• _Material for this task_:
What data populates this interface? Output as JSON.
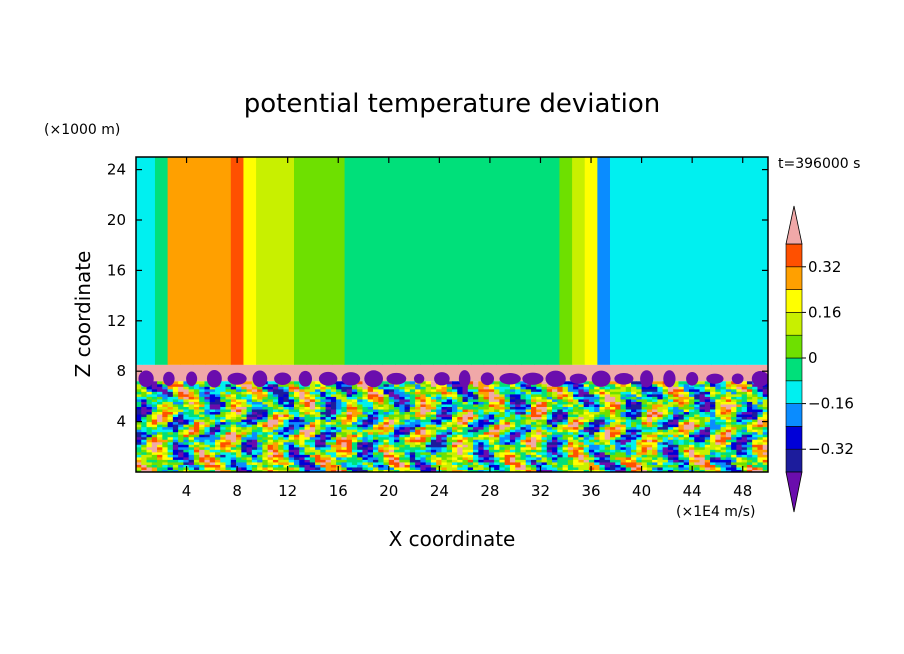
{
  "chart_data": {
    "type": "heatmap",
    "title": "potential temperature deviation",
    "xlabel": "X coordinate",
    "ylabel": "Z coordinate",
    "x_unit": "(×1E4 m/s)",
    "y_unit": "(×1000 m)",
    "time_label": "t=396000 s",
    "xlim": [
      0,
      50
    ],
    "ylim": [
      0,
      25
    ],
    "x_ticks": [
      4,
      8,
      12,
      16,
      20,
      24,
      28,
      32,
      36,
      40,
      44,
      48
    ],
    "y_ticks": [
      4,
      8,
      12,
      16,
      20,
      24
    ],
    "colorbar": {
      "tick_labels": [
        "0.32",
        "0.16",
        "0",
        "−0.16",
        "−0.32"
      ],
      "tick_values": [
        0.32,
        0.16,
        0,
        -0.16,
        -0.32
      ],
      "levels": [
        -0.4,
        -0.32,
        -0.24,
        -0.16,
        -0.08,
        0,
        0.08,
        0.16,
        0.24,
        0.32,
        0.4
      ],
      "colors": [
        "#6a0dad",
        "#1c1c9c",
        "#0000d8",
        "#0a8cff",
        "#00f0f0",
        "#00e07a",
        "#6ee000",
        "#c8f000",
        "#ffff00",
        "#ffa000",
        "#ff5000",
        "#ff2020",
        "#f0a8a8"
      ],
      "extend": "both"
    },
    "upper_region_columns": {
      "description_x": [
        0,
        1,
        2,
        3,
        4,
        5,
        6,
        7,
        8,
        9,
        10,
        11,
        12,
        13,
        14,
        15,
        16,
        17,
        18,
        19,
        20,
        21,
        22,
        23,
        24,
        25,
        26,
        27,
        28,
        29,
        30,
        31,
        32,
        33,
        34,
        35,
        36,
        37,
        38,
        39,
        40,
        41,
        42,
        43,
        44,
        45,
        46,
        47,
        48,
        49,
        50
      ],
      "values": [
        -0.1,
        -0.1,
        -0.05,
        0.3,
        0.28,
        0.26,
        0.25,
        0.3,
        0.32,
        0.18,
        0.14,
        0.14,
        0.1,
        0.06,
        0.05,
        0.03,
        0.02,
        -0.02,
        -0.03,
        -0.02,
        -0.03,
        -0.02,
        -0.02,
        -0.02,
        -0.03,
        -0.02,
        -0.02,
        -0.03,
        -0.03,
        -0.02,
        -0.03,
        -0.02,
        -0.03,
        -0.02,
        0.02,
        0.1,
        0.18,
        -0.2,
        -0.16,
        -0.1,
        -0.1,
        -0.12,
        -0.14,
        -0.1,
        -0.1,
        -0.12,
        -0.1,
        -0.1,
        -0.1,
        -0.1,
        -0.1
      ]
    },
    "inversion_layer_z": [
      7.2,
      8.5
    ],
    "inversion_layer_value": 0.4
  }
}
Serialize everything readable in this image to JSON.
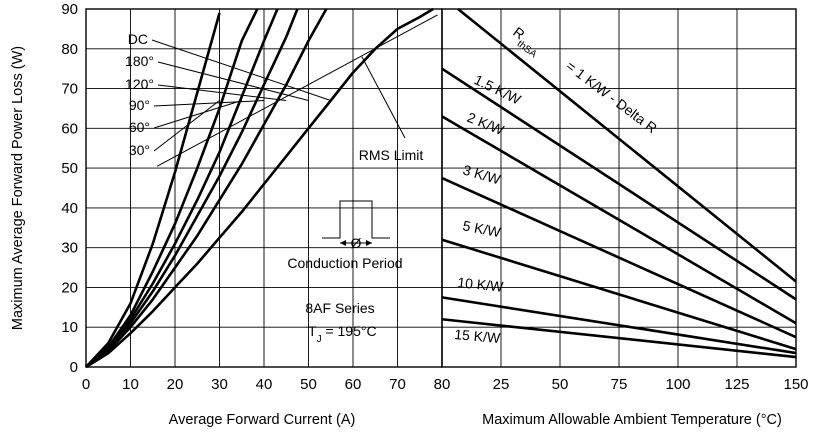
{
  "chart_data": [
    {
      "type": "line",
      "xlabel": "Average Forward Current (A)",
      "ylabel": "Maximum Average Forward Power Loss (W)",
      "xlim": [
        0,
        80
      ],
      "ylim": [
        0,
        90
      ],
      "x_ticks": [
        "0",
        "10",
        "20",
        "30",
        "40",
        "50",
        "60",
        "70",
        "80"
      ],
      "y_ticks": [
        "0",
        "10",
        "20",
        "30",
        "40",
        "50",
        "60",
        "70",
        "80",
        "90"
      ],
      "grid": true,
      "series": [
        {
          "name": "30°",
          "points": [
            [
              0,
              0
            ],
            [
              5,
              6
            ],
            [
              10,
              16
            ],
            [
              15,
              31
            ],
            [
              20,
              49
            ],
            [
              25,
              69
            ],
            [
              30,
              89
            ]
          ]
        },
        {
          "name": "60°",
          "points": [
            [
              0,
              0
            ],
            [
              5,
              5
            ],
            [
              10,
              13
            ],
            [
              15,
              24
            ],
            [
              20,
              36
            ],
            [
              25,
              50
            ],
            [
              30,
              65
            ],
            [
              35,
              82
            ],
            [
              38.5,
              90
            ]
          ]
        },
        {
          "name": "90°",
          "points": [
            [
              0,
              0
            ],
            [
              5,
              5
            ],
            [
              10,
              12
            ],
            [
              15,
              21
            ],
            [
              20,
              31
            ],
            [
              25,
              42
            ],
            [
              30,
              54
            ],
            [
              35,
              68
            ],
            [
              40,
              82
            ],
            [
              43,
              90
            ]
          ]
        },
        {
          "name": "120°",
          "points": [
            [
              0,
              0
            ],
            [
              5,
              4.5
            ],
            [
              10,
              11
            ],
            [
              15,
              19
            ],
            [
              20,
              28
            ],
            [
              25,
              38
            ],
            [
              30,
              48
            ],
            [
              35,
              59
            ],
            [
              40,
              71
            ],
            [
              45,
              83
            ],
            [
              47.5,
              90
            ]
          ]
        },
        {
          "name": "180°",
          "points": [
            [
              0,
              0
            ],
            [
              5,
              4
            ],
            [
              10,
              10
            ],
            [
              15,
              17
            ],
            [
              20,
              25
            ],
            [
              25,
              33
            ],
            [
              30,
              42
            ],
            [
              35,
              51
            ],
            [
              40,
              61
            ],
            [
              45,
              71
            ],
            [
              50,
              82
            ],
            [
              54,
              90
            ]
          ]
        },
        {
          "name": "DC",
          "points": [
            [
              0,
              0
            ],
            [
              5,
              3.5
            ],
            [
              10,
              8.5
            ],
            [
              15,
              14
            ],
            [
              20,
              20
            ],
            [
              25,
              26
            ],
            [
              30,
              32.5
            ],
            [
              35,
              39
            ],
            [
              40,
              46
            ],
            [
              45,
              53
            ],
            [
              50,
              60
            ],
            [
              55,
              67
            ],
            [
              60,
              74
            ],
            [
              65,
              80
            ],
            [
              70,
              85
            ],
            [
              75,
              88
            ],
            [
              78,
              90
            ]
          ]
        }
      ],
      "rms_limit": {
        "name": "RMS Limit",
        "points": [
          [
            25,
            55
          ],
          [
            79,
            88.5
          ]
        ]
      },
      "annotations": {
        "conduction": "Conduction Period",
        "phi": "Ø",
        "series_name": "8AF Series",
        "tj_prefix": "T",
        "tj_sub": "J",
        "tj_suffix": " = 195°C"
      }
    },
    {
      "type": "line",
      "xlabel": "Maximum Allowable Ambient Temperature (°C)",
      "xlim": [
        25,
        150
      ],
      "ylim": [
        0,
        90
      ],
      "x_ticks": [
        "0",
        "25",
        "50",
        "75",
        "100",
        "125",
        "150"
      ],
      "x_first_tick_value": 0,
      "grid": true,
      "series": [
        {
          "name": "= 1 K/W - Delta R",
          "values": [
            [
              14,
              90
            ],
            [
              150,
              21.5
            ]
          ]
        },
        {
          "name": "1.5 K/W",
          "values": [
            [
              0,
              75
            ],
            [
              150,
              17
            ]
          ]
        },
        {
          "name": "2 K/W",
          "values": [
            [
              0,
              63
            ],
            [
              150,
              11
            ]
          ]
        },
        {
          "name": "3 K/W",
          "values": [
            [
              0,
              47.5
            ],
            [
              150,
              7.5
            ]
          ]
        },
        {
          "name": "5 K/W",
          "values": [
            [
              0,
              32
            ],
            [
              150,
              4.5
            ]
          ]
        },
        {
          "name": "10 K/W",
          "values": [
            [
              0,
              17.5
            ],
            [
              150,
              3.5
            ]
          ]
        },
        {
          "name": "15 K/W",
          "values": [
            [
              0,
              12
            ],
            [
              150,
              2.5
            ]
          ]
        }
      ],
      "rthsa_label": {
        "main": "R",
        "sub": "thSA"
      }
    }
  ]
}
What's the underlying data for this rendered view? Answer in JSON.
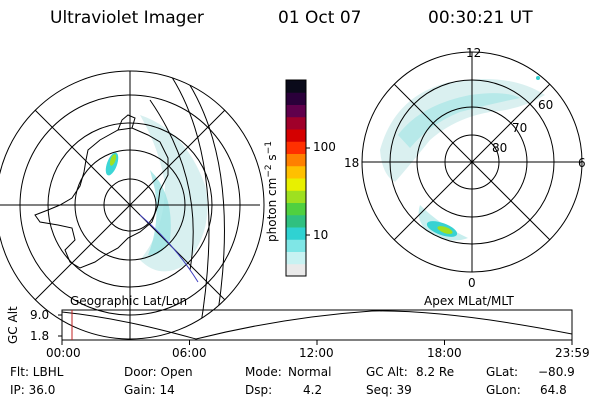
{
  "header": {
    "title": "Ultraviolet Imager",
    "date": "01 Oct 07",
    "time": "00:30:21 UT"
  },
  "left_panel": {
    "caption": "Geographic Lat/Lon"
  },
  "right_panel": {
    "caption": "Apex MLat/MLT",
    "mlt_labels": {
      "top": "12",
      "left": "18",
      "right": "6",
      "bottom": "0"
    },
    "mlat_labels": [
      "60",
      "70",
      "80"
    ]
  },
  "colorbar": {
    "label": "photon cm",
    "exp1": "−2",
    "mid": "s",
    "exp2": "−1",
    "ticks": [
      "100",
      "10"
    ],
    "colors": [
      "#eaeaea",
      "#c8f2f2",
      "#7fe6e6",
      "#2fd2d2",
      "#30c080",
      "#50d040",
      "#9ee020",
      "#e8f000",
      "#ffc000",
      "#ff8000",
      "#ff3000",
      "#d40000",
      "#a0002a",
      "#60004c",
      "#2a003a",
      "#0a0a1a"
    ]
  },
  "altitude_plot": {
    "ylabel": "GC Alt",
    "yticks": [
      "9.0",
      "1.8"
    ],
    "xticks": [
      "00:00",
      "06:00",
      "12:00",
      "18:00",
      "23:59"
    ]
  },
  "info": {
    "filter": "Flt: LBHL",
    "ip": "IP: 36.0",
    "door": "Door: Open",
    "gain": "Gain: 14",
    "mode_label": "Mode:",
    "mode_value": "Normal",
    "dsp_label": "Dsp:",
    "dsp_value": "4.2",
    "gcalt_label": "GC Alt:",
    "gcalt_value": "8.2 Re",
    "seq": "Seq: 39",
    "glat_label": "GLat:",
    "glat_value": "−80.9",
    "glon_label": "GLon:",
    "glon_value": "64.8"
  }
}
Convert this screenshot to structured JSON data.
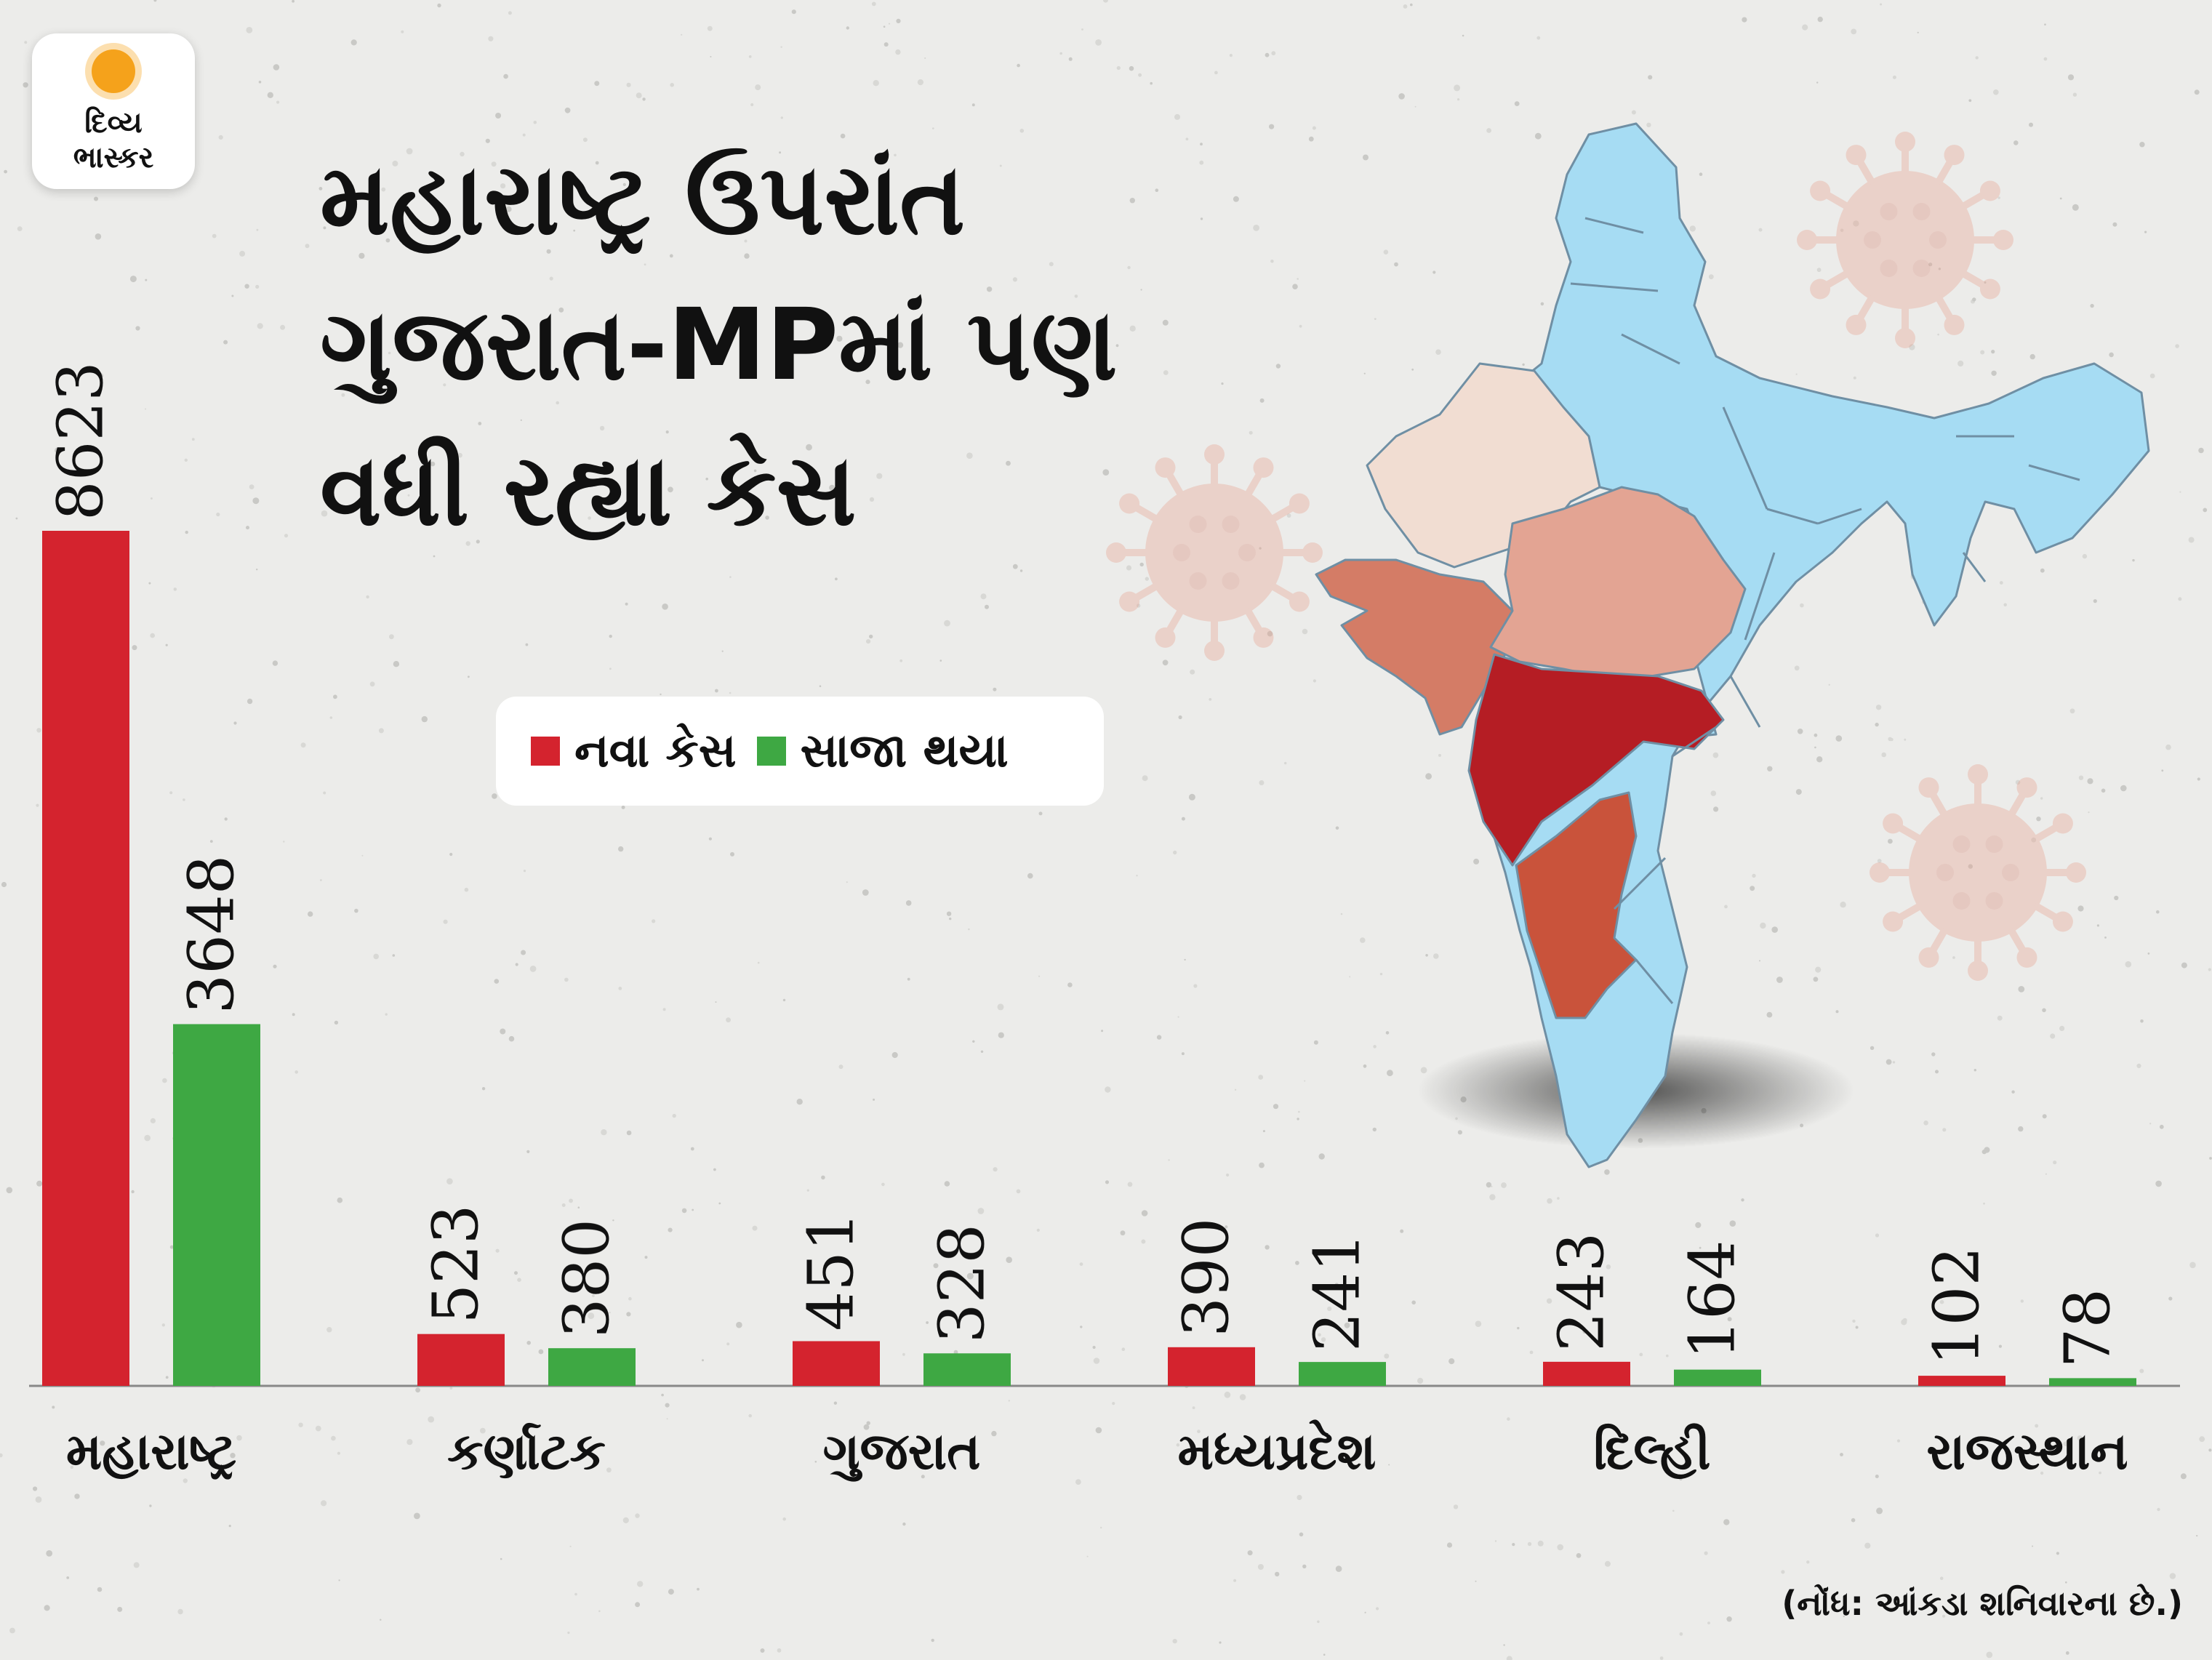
{
  "logo": {
    "line1": "દિવ્ય",
    "line2": "ભાસ્કર"
  },
  "title_lines": [
    "મહારાષ્ટ્ર ઉપરાંત",
    "ગુજરાત-MPમાં પણ",
    "વધી રહ્યા કેસ"
  ],
  "note": "(નોંધ: આંકડા શનિવારના છે.)",
  "colors": {
    "new_cases": "#d4232e",
    "recovered": "#3ea843",
    "map_base": "#a6dcf3",
    "map_maharashtra": "#b51d24",
    "map_karnataka": "#c9533b",
    "map_gujarat": "#d47c66",
    "map_mp": "#e3a493",
    "map_rajasthan": "#f1ddd2"
  },
  "chart_data": {
    "type": "bar",
    "title": "મહારાષ્ટ્ર ઉપરાંત ગુજરાત-MPમાં પણ વધી રહ્યા કેસ",
    "categories": [
      "મહારાષ્ટ્ર",
      "કર્ણાટક",
      "ગુજરાત",
      "મધ્યપ્રદેશ",
      "દિલ્હી",
      "રાજસ્થાન"
    ],
    "series": [
      {
        "name": "નવા કેસ",
        "values": [
          8623,
          523,
          451,
          390,
          243,
          102
        ]
      },
      {
        "name": "સાજા થયા",
        "values": [
          3648,
          380,
          328,
          241,
          164,
          78
        ]
      }
    ],
    "ylim": [
      0,
      8623
    ],
    "grid": false,
    "legend": "top-center",
    "xlabel": "",
    "ylabel": ""
  }
}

• _Required work_: Pass over all pictures while writing out the lines from the line with "Convert this screenshot" through the last line exactly.

• _In response_:
Convert this screenshot to structured JSON data.
{
  "logo": {
    "line1": "દિવ્ય",
    "line2": "ભાસ્કર"
  },
  "title_lines": [
    "મહારાષ્ટ્ર ઉપરાંત",
    "ગુજરાત-MPમાં પણ",
    "વધી રહ્યા કેસ"
  ],
  "note": "(નોંધ: આંકડા શનિવારના છે.)",
  "colors": {
    "new_cases": "#d4232e",
    "recovered": "#3ea843",
    "map_base": "#a6dcf3",
    "map_maharashtra": "#b51d24",
    "map_karnataka": "#c9533b",
    "map_gujarat": "#d47c66",
    "map_mp": "#e3a493",
    "map_rajasthan": "#f1ddd2"
  },
  "chart_data": {
    "type": "bar",
    "title": "મહારાષ્ટ્ર ઉપરાંત ગુજરાત-MPમાં પણ વધી રહ્યા કેસ",
    "categories": [
      "મહારાષ્ટ્ર",
      "કર્ણાટક",
      "ગુજરાત",
      "મધ્યપ્રદેશ",
      "દિલ્હી",
      "રાજસ્થાન"
    ],
    "series": [
      {
        "name": "નવા કેસ",
        "values": [
          8623,
          523,
          451,
          390,
          243,
          102
        ]
      },
      {
        "name": "સાજા થયા",
        "values": [
          3648,
          380,
          328,
          241,
          164,
          78
        ]
      }
    ],
    "ylim": [
      0,
      8623
    ],
    "grid": false,
    "legend": "top-center",
    "xlabel": "",
    "ylabel": ""
  }
}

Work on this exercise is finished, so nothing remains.